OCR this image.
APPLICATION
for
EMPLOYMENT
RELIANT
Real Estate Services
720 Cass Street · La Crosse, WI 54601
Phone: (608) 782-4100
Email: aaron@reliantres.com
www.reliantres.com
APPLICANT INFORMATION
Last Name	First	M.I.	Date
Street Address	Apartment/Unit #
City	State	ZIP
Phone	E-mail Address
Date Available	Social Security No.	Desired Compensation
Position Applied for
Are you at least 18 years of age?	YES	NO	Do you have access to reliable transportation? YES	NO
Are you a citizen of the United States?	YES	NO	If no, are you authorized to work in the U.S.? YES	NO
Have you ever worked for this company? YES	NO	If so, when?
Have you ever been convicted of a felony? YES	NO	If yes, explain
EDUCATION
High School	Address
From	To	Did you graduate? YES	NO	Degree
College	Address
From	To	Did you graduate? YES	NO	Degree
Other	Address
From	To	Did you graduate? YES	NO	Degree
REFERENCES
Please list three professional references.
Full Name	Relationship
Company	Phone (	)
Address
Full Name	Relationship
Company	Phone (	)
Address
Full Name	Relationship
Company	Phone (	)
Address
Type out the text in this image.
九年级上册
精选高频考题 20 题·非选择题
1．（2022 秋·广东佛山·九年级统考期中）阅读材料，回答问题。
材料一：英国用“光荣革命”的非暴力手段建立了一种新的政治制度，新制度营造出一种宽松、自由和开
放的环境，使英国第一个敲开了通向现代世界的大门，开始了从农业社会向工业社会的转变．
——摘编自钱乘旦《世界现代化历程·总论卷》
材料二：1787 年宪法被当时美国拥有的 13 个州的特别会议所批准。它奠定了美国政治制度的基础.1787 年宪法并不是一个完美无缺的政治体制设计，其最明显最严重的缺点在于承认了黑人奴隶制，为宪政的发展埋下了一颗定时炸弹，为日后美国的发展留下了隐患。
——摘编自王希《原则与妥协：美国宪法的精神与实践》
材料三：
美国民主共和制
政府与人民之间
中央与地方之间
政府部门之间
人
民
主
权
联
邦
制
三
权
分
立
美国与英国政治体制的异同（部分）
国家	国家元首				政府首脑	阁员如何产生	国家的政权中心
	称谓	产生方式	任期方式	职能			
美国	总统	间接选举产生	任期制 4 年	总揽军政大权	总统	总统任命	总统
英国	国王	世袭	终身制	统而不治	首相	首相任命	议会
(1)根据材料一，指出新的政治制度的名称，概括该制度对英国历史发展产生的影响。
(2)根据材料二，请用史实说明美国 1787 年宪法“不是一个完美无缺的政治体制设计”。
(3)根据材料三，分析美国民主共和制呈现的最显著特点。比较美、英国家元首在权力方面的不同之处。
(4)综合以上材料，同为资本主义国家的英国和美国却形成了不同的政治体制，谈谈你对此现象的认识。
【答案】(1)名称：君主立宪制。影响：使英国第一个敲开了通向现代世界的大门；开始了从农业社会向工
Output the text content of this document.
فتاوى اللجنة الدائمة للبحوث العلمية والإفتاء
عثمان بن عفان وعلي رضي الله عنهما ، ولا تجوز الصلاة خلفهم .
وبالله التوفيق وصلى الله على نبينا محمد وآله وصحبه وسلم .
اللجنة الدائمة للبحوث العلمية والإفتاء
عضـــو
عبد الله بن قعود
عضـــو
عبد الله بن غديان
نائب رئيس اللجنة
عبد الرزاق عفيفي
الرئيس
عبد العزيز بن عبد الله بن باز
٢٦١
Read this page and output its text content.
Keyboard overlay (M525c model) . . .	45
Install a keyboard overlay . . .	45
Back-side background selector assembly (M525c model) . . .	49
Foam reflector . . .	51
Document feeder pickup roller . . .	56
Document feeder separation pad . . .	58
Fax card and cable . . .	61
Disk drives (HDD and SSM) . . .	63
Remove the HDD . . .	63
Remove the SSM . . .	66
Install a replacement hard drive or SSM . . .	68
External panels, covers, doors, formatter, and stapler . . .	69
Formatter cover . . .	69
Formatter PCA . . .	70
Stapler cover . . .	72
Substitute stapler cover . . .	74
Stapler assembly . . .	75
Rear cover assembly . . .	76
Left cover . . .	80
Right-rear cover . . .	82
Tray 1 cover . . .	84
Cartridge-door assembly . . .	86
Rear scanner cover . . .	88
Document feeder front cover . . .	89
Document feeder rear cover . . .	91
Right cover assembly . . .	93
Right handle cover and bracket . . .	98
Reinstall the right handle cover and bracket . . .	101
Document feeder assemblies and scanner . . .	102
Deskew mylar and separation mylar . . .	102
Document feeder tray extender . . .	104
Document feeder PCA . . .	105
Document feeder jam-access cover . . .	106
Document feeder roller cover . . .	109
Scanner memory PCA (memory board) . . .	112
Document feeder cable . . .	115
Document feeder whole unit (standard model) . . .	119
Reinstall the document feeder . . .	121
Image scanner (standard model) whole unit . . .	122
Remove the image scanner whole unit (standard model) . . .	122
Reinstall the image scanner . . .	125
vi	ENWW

* * * * * * * * *

Written exercise: Find how many lines of the material carry the string "handle". Only the number should be in the answer.

Full response: 2